------ Data rows ------
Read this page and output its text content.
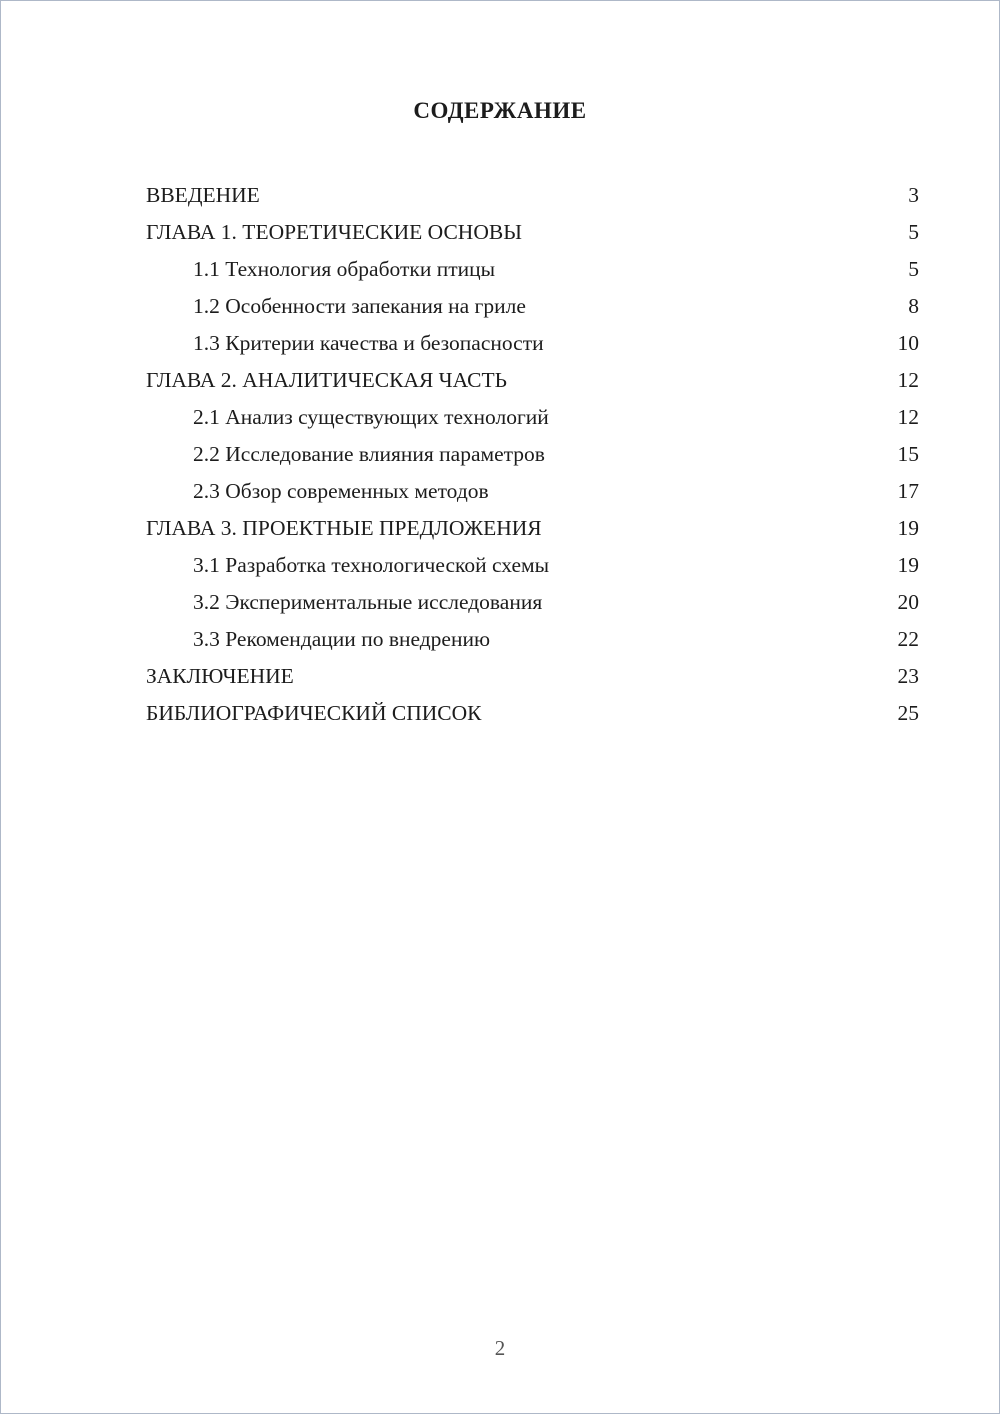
СОДЕРЖАНИЕ
ВВЕДЕНИЕ	3
ГЛАВА 1. ТЕОРЕТИЧЕСКИЕ ОСНОВЫ	5
1.1 Технология обработки птицы	5
1.2 Особенности запекания на гриле	8
1.3 Критерии качества и безопасности	10
ГЛАВА 2. АНАЛИТИЧЕСКАЯ ЧАСТЬ	12
2.1 Анализ существующих технологий	12
2.2 Исследование влияния параметров	15
2.3 Обзор современных методов	17
ГЛАВА 3. ПРОЕКТНЫЕ ПРЕДЛОЖЕНИЯ	19
3.1 Разработка технологической схемы	19
3.2 Экспериментальные исследования	20
3.3 Рекомендации по внедрению	22
ЗАКЛЮЧЕНИЕ	23
БИБЛИОГРАФИЧЕСКИЙ СПИСОК	25
2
------
Work to complete: Locate the lines above that hold the word "ГЛАВА". Show every one of them.

Answer to the exercise:
ГЛАВА 1. ТЕОРЕТИЧЕСКИЕ ОСНОВЫ	5
ГЛАВА 2. АНАЛИТИЧЕСКАЯ ЧАСТЬ	12
ГЛАВА 3. ПРОЕКТНЫЕ ПРЕДЛОЖЕНИЯ	19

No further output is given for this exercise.